● **WHAT YOU HAVE TO DO**
Quote every line of the material beneath this one.

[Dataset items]
▽

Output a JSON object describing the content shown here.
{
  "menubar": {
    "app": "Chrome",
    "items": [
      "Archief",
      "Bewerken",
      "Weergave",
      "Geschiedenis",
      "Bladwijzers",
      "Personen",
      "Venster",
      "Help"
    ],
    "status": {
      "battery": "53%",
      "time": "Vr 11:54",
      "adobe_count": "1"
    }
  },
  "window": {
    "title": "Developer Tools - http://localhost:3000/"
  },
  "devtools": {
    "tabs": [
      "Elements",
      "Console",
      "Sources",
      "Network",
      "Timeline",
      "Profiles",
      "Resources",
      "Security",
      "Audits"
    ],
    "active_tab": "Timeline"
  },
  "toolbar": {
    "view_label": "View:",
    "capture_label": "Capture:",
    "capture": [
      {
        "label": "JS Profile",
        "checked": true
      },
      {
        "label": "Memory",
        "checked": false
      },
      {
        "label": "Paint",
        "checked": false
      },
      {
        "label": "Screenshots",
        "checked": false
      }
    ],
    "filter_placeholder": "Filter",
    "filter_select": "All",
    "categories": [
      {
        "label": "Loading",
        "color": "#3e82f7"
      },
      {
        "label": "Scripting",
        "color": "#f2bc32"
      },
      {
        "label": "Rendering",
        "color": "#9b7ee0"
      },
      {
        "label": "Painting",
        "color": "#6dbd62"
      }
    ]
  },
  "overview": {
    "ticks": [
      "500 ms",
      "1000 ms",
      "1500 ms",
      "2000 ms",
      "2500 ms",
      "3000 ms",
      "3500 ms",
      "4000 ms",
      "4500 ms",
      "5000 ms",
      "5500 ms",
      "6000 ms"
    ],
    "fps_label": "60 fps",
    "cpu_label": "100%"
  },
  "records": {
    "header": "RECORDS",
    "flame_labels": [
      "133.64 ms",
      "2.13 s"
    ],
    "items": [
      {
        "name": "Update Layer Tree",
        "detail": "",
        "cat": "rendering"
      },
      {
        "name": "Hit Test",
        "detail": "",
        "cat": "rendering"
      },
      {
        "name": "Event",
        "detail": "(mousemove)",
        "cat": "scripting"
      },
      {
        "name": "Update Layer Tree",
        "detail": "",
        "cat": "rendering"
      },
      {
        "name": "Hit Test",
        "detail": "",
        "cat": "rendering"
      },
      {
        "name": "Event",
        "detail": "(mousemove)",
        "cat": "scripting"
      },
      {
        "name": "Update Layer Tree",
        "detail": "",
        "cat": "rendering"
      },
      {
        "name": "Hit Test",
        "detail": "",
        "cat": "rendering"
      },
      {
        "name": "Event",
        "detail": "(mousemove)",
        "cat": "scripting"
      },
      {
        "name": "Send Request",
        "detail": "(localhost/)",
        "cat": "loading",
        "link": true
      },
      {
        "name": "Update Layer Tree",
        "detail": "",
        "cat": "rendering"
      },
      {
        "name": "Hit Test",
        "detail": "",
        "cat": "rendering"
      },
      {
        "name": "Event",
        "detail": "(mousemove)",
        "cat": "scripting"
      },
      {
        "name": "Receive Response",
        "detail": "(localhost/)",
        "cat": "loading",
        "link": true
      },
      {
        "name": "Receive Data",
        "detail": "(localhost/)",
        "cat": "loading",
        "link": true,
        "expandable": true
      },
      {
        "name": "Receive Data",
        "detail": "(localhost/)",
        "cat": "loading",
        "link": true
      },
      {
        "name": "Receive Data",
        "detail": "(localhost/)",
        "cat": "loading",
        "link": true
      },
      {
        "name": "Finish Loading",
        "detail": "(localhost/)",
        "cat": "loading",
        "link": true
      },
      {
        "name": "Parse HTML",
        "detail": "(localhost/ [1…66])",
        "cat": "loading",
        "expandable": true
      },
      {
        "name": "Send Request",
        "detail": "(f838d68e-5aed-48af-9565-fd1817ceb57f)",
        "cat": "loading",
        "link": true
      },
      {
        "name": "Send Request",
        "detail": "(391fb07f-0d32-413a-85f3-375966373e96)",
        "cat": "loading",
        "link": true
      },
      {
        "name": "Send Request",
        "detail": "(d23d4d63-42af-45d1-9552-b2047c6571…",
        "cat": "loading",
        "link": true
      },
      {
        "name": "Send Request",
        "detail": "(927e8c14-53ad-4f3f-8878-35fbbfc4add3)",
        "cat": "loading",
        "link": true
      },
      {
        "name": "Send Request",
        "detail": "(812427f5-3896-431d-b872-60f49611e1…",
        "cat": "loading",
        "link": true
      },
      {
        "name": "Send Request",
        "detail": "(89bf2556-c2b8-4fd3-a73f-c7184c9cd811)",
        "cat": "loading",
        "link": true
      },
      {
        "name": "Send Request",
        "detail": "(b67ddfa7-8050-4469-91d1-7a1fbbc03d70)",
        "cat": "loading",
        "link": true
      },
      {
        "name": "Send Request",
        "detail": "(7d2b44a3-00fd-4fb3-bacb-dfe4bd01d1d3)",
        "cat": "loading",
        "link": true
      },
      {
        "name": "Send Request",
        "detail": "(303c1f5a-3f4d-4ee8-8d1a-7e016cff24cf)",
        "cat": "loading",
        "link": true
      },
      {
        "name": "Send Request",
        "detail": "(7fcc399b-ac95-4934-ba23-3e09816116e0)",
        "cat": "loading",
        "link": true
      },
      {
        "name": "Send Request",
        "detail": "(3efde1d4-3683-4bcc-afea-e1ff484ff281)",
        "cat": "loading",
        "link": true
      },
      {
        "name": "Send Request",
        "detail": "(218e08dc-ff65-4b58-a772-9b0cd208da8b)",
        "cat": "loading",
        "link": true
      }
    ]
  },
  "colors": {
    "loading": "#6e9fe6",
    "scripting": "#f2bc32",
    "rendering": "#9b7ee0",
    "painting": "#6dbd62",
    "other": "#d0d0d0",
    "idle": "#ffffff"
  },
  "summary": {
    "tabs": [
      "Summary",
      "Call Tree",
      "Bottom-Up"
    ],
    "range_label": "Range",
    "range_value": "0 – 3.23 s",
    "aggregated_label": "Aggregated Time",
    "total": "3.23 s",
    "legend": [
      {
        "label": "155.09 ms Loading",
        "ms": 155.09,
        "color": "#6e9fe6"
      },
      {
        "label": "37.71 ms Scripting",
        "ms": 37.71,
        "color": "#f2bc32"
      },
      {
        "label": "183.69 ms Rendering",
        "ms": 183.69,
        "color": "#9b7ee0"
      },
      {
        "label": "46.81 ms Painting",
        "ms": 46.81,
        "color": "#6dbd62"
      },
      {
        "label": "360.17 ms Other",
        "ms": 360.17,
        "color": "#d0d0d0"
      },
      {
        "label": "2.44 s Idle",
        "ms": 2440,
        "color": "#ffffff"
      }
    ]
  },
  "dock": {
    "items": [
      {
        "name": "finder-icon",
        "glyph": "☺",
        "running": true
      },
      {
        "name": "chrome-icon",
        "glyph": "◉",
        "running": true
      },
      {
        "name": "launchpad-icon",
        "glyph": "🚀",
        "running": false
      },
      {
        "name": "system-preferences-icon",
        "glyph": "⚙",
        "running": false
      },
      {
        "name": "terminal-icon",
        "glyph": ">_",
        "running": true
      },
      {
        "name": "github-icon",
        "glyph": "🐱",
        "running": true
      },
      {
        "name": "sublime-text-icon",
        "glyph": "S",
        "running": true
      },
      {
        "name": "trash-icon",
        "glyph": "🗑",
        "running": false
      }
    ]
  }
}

△

● **FINISHED TASK**
Output a JSON object describing the content shown here.
{
  "menubar": {
    "app": "Chrome",
    "items": [
      "Archief",
      "Bewerken",
      "Weergave",
      "Geschiedenis",
      "Bladwijzers",
      "Personen",
      "Venster",
      "Help"
    ],
    "status": {
      "battery": "53%",
      "time": "Vr 11:54",
      "adobe_count": "1"
    }
  },
  "window": {
    "title": "Developer Tools - http://localhost:3000/"
  },
  "devtools": {
    "tabs": [
      "Elements",
      "Console",
      "Sources",
      "Network",
      "Timeline",
      "Profiles",
      "Resources",
      "Security",
      "Audits"
    ],
    "active_tab": "Timeline"
  },
  "toolbar": {
    "view_label": "View:",
    "capture_label": "Capture:",
    "capture": [
      {
        "label": "JS Profile",
        "checked": true
      },
      {
        "label": "Memory",
        "checked": false
      },
      {
        "label": "Paint",
        "checked": false
      },
      {
        "label": "Screenshots",
        "checked": false
      }
    ],
    "filter_placeholder": "Filter",
    "filter_select": "All",
    "categories": [
      {
        "label": "Loading",
        "color": "#3e82f7"
      },
      {
        "label": "Scripting",
        "color": "#f2bc32"
      },
      {
        "label": "Rendering",
        "color": "#9b7ee0"
      },
      {
        "label": "Painting",
        "color": "#6dbd62"
      }
    ]
  },
  "overview": {
    "ticks": [
      "500 ms",
      "1000 ms",
      "1500 ms",
      "2000 ms",
      "2500 ms",
      "3000 ms",
      "3500 ms",
      "4000 ms",
      "4500 ms",
      "5000 ms",
      "5500 ms",
      "6000 ms"
    ],
    "fps_label": "60 fps",
    "cpu_label": "100%"
  },
  "records": {
    "header": "RECORDS",
    "flame_labels": [
      "133.64 ms",
      "2.13 s"
    ],
    "items": [
      {
        "name": "Update Layer Tree",
        "detail": "",
        "cat": "rendering"
      },
      {
        "name": "Hit Test",
        "detail": "",
        "cat": "rendering"
      },
      {
        "name": "Event",
        "detail": "(mousemove)",
        "cat": "scripting"
      },
      {
        "name": "Update Layer Tree",
        "detail": "",
        "cat": "rendering"
      },
      {
        "name": "Hit Test",
        "detail": "",
        "cat": "rendering"
      },
      {
        "name": "Event",
        "detail": "(mousemove)",
        "cat": "scripting"
      },
      {
        "name": "Update Layer Tree",
        "detail": "",
        "cat": "rendering"
      },
      {
        "name": "Hit Test",
        "detail": "",
        "cat": "rendering"
      },
      {
        "name": "Event",
        "detail": "(mousemove)",
        "cat": "scripting"
      },
      {
        "name": "Send Request",
        "detail": "(localhost/)",
        "cat": "loading",
        "link": true
      },
      {
        "name": "Update Layer Tree",
        "detail": "",
        "cat": "rendering"
      },
      {
        "name": "Hit Test",
        "detail": "",
        "cat": "rendering"
      },
      {
        "name": "Event",
        "detail": "(mousemove)",
        "cat": "scripting"
      },
      {
        "name": "Receive Response",
        "detail": "(localhost/)",
        "cat": "loading",
        "link": true
      },
      {
        "name": "Receive Data",
        "detail": "(localhost/)",
        "cat": "loading",
        "link": true,
        "expandable": true
      },
      {
        "name": "Receive Data",
        "detail": "(localhost/)",
        "cat": "loading",
        "link": true
      },
      {
        "name": "Receive Data",
        "detail": "(localhost/)",
        "cat": "loading",
        "link": true
      },
      {
        "name": "Finish Loading",
        "detail": "(localhost/)",
        "cat": "loading",
        "link": true
      },
      {
        "name": "Parse HTML",
        "detail": "(localhost/ [1…66])",
        "cat": "loading",
        "expandable": true
      },
      {
        "name": "Send Request",
        "detail": "(f838d68e-5aed-48af-9565-fd1817ceb57f)",
        "cat": "loading",
        "link": true
      },
      {
        "name": "Send Request",
        "detail": "(391fb07f-0d32-413a-85f3-375966373e96)",
        "cat": "loading",
        "link": true
      },
      {
        "name": "Send Request",
        "detail": "(d23d4d63-42af-45d1-9552-b2047c6571…",
        "cat": "loading",
        "link": true
      },
      {
        "name": "Send Request",
        "detail": "(927e8c14-53ad-4f3f-8878-35fbbfc4add3)",
        "cat": "loading",
        "link": true
      },
      {
        "name": "Send Request",
        "detail": "(812427f5-3896-431d-b872-60f49611e1…",
        "cat": "loading",
        "link": true
      },
      {
        "name": "Send Request",
        "detail": "(89bf2556-c2b8-4fd3-a73f-c7184c9cd811)",
        "cat": "loading",
        "link": true
      },
      {
        "name": "Send Request",
        "detail": "(b67ddfa7-8050-4469-91d1-7a1fbbc03d70)",
        "cat": "loading",
        "link": true
      },
      {
        "name": "Send Request",
        "detail": "(7d2b44a3-00fd-4fb3-bacb-dfe4bd01d1d3)",
        "cat": "loading",
        "link": true
      },
      {
        "name": "Send Request",
        "detail": "(303c1f5a-3f4d-4ee8-8d1a-7e016cff24cf)",
        "cat": "loading",
        "link": true
      },
      {
        "name": "Send Request",
        "detail": "(7fcc399b-ac95-4934-ba23-3e09816116e0)",
        "cat": "loading",
        "link": true
      },
      {
        "name": "Send Request",
        "detail": "(3efde1d4-3683-4bcc-afea-e1ff484ff281)",
        "cat": "loading",
        "link": true
      },
      {
        "name": "Send Request",
        "detail": "(218e08dc-ff65-4b58-a772-9b0cd208da8b)",
        "cat": "loading",
        "link": true
      }
    ]
  },
  "colors": {
    "loading": "#6e9fe6",
    "scripting": "#f2bc32",
    "rendering": "#9b7ee0",
    "painting": "#6dbd62",
    "other": "#d0d0d0",
    "idle": "#ffffff"
  },
  "summary": {
    "tabs": [
      "Summary",
      "Call Tree",
      "Bottom-Up"
    ],
    "range_label": "Range",
    "range_value": "0 – 3.23 s",
    "aggregated_label": "Aggregated Time",
    "total": "3.23 s",
    "legend": [
      {
        "label": "155.09 ms Loading",
        "ms": 155.09,
        "color": "#6e9fe6"
      },
      {
        "label": "37.71 ms Scripting",
        "ms": 37.71,
        "color": "#f2bc32"
      },
      {
        "label": "183.69 ms Rendering",
        "ms": 183.69,
        "color": "#9b7ee0"
      },
      {
        "label": "46.81 ms Painting",
        "ms": 46.81,
        "color": "#6dbd62"
      },
      {
        "label": "360.17 ms Other",
        "ms": 360.17,
        "color": "#d0d0d0"
      },
      {
        "label": "2.44 s Idle",
        "ms": 2440,
        "color": "#ffffff"
      }
    ]
  },
  "dock": {
    "items": [
      {
        "name": "finder-icon",
        "glyph": "☺",
        "running": true
      },
      {
        "name": "chrome-icon",
        "glyph": "◉",
        "running": true
      },
      {
        "name": "launchpad-icon",
        "glyph": "🚀",
        "running": false
      },
      {
        "name": "system-preferences-icon",
        "glyph": "⚙",
        "running": false
      },
      {
        "name": "terminal-icon",
        "glyph": ">_",
        "running": true
      },
      {
        "name": "github-icon",
        "glyph": "🐱",
        "running": true
      },
      {
        "name": "sublime-text-icon",
        "glyph": "S",
        "running": true
      },
      {
        "name": "trash-icon",
        "glyph": "🗑",
        "running": false
      }
    ]
  }
}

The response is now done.